**YOUR GOAL:**
Find how many lines hold the word "Gehirn". Give only the number.

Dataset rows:
▬▬▬▬▬▬▬▬▬▬
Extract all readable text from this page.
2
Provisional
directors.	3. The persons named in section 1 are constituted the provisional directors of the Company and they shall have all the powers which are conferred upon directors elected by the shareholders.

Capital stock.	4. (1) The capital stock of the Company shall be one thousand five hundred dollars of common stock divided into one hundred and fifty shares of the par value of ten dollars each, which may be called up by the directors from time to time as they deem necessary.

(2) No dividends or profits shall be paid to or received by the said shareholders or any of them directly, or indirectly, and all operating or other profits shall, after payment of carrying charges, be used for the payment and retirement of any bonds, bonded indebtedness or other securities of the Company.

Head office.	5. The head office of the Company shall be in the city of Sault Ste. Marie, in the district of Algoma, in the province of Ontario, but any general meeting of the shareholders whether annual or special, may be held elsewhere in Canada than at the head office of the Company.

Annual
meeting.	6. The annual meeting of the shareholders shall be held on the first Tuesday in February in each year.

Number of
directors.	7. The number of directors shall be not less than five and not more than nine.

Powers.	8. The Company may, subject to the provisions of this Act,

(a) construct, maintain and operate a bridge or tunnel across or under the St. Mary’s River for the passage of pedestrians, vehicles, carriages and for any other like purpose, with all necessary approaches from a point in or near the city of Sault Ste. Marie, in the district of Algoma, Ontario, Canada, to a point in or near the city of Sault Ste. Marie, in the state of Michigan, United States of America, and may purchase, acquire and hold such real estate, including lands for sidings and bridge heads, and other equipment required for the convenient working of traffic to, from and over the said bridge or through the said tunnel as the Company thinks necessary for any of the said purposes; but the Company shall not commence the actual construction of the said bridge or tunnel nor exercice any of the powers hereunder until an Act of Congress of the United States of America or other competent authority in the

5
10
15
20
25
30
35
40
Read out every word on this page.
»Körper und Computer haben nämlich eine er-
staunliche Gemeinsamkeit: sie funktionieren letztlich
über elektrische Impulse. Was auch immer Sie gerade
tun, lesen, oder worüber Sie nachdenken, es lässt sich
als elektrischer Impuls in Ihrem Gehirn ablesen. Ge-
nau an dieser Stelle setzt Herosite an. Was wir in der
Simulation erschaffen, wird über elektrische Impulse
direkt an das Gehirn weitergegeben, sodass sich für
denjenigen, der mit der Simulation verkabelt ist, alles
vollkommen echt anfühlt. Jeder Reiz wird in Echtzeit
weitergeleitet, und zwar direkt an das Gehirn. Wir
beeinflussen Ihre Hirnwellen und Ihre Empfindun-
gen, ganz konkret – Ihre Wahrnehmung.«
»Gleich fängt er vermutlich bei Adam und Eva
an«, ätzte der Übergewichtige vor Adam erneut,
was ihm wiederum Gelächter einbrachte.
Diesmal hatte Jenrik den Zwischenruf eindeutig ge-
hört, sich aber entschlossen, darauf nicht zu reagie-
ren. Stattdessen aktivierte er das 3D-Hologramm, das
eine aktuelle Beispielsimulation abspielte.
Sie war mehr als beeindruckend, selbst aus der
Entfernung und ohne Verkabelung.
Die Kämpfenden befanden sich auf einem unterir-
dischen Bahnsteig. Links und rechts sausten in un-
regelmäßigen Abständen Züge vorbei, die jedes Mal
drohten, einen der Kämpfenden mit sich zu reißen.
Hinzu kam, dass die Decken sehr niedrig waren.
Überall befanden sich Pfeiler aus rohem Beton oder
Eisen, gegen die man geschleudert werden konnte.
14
▬▬▬▬▬▬▬▬▬▬
**WORKED SOLUTION:**
3